- _FRAGMENTO PARA LEER_
No encontraron, decíamos, forma de hacerse con el tema, y lo rechazan. Por lo cual ni un funcionario, ni un militante kirchnerista en funciones fue a la plaza de Mayo. Pero tampoco estaba claramente el otro bloque: el aparato mediático Clarín-LaNación se puso al servicio de la difusión de la jornada de memoria –en la medida, supongo, en que cree que erosiona al gobierno–, pero sus seguidores habituales, esa gran masa que salió a la calle el 8 de noviembre, no creyó necesario hacerlo esta vez.

- _PARTES DEL EJERCICIO_
[A] Responde con datos del fragmento sobre la jornada de memoria:
(i) ¿Quiénes, según el fragmento, no fueron a la plaza de Mayo?
(ii) ¿Qué aparato mediático se puso al servicio de la difusión de la jornada?
(iii) ¿En qué fecha salió a la calle la gran masa de seguidores habituales de ese aparato?
[B] Retoma el fragmento sobre la jornada de memoria y continúalo a partir de su última oración.
Los registros son material aparte y no tienen relación con el fragmento sobre la jornada de memoria.

- _DATOS DE ORIGEN_
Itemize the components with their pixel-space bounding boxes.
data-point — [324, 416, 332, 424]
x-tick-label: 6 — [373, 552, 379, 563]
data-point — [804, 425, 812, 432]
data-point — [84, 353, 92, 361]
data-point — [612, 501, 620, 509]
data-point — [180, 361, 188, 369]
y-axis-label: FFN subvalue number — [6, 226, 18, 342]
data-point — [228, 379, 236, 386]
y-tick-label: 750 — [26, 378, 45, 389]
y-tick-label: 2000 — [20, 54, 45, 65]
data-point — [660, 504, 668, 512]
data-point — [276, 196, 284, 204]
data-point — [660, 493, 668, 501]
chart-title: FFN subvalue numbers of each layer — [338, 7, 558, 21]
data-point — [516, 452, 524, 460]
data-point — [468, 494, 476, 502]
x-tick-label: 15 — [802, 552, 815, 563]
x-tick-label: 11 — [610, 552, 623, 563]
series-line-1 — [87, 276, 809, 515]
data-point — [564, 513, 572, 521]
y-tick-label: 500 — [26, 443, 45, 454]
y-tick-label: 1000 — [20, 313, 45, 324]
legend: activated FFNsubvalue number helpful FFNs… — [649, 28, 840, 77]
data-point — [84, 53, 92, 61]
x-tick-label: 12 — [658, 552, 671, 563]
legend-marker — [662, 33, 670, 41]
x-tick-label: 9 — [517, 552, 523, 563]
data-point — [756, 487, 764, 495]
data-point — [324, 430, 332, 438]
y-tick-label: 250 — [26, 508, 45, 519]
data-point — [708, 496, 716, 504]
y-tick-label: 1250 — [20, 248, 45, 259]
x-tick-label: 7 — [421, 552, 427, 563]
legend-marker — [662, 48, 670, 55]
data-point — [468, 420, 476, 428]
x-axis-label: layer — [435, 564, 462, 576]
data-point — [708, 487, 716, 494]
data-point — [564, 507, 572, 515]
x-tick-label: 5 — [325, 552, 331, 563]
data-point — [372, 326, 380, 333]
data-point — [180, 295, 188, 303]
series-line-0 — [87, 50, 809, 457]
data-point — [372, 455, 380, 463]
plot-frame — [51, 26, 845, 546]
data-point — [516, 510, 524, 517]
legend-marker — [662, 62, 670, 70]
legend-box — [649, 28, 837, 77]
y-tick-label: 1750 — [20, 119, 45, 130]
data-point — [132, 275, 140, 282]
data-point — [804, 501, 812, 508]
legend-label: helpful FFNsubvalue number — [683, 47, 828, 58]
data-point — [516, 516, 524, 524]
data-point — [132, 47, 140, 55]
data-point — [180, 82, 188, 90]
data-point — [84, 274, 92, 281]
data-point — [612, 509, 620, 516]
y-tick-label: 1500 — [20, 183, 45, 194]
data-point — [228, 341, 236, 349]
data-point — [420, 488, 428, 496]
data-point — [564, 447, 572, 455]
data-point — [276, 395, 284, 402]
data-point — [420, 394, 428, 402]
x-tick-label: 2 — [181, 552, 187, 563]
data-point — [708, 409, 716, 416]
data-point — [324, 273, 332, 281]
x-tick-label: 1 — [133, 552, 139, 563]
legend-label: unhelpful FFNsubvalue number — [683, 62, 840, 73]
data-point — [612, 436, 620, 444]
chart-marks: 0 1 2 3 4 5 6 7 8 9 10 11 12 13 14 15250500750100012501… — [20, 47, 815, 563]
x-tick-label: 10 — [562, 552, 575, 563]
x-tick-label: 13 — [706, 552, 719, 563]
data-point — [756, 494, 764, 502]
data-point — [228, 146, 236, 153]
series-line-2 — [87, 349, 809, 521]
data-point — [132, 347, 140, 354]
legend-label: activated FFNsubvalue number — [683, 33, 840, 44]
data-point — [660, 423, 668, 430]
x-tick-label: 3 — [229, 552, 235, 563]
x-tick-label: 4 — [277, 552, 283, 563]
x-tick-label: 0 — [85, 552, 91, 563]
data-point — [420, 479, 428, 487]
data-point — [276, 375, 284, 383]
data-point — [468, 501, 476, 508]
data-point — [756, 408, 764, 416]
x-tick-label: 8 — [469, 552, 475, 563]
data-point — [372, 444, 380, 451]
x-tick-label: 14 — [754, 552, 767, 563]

- _RESPUESTAS DADAS_
[A]
(i) Ni un funcionario ni un militante kirchnerista en funciones.
(ii) El aparato mediático Clarín-LaNación.
(iii) El 8 de noviembre.

[B]
Quizá las muertes de Once les resulten muy lejanas. Los muertos fueron, al fin y al cabo, pobres que tenían que tomar transportes públicos. Nada más brutal en la Argentina actual que la división, instalada por el menemismo, perfeccionada por el kirchnerismo, entre usuarios de lo público y usuarios de lo privado. Es, supongo, el dato más claro para establecer una división de clases operativa en la Argentina. Los que usan las escuelas públicas, los hospitales públicos, la seguridad pública, los transportes públicos –el asistencialismo público– son unos 15 millones, mayormente separados de quienes usan las escuelas privadas, los hospitales privados, la seguridad privada, los transportes privados por barreras decisivas. Y la mayoría de los que salieron a cacerolear en 2012 son privados; los muertos de Once, en cambio, son las víctimas por excelencia de la degradación de lo público, una de las formas de la muerte que el Estado destina a quienes no tienen más remedio que depender de él para intentar sobrevivir.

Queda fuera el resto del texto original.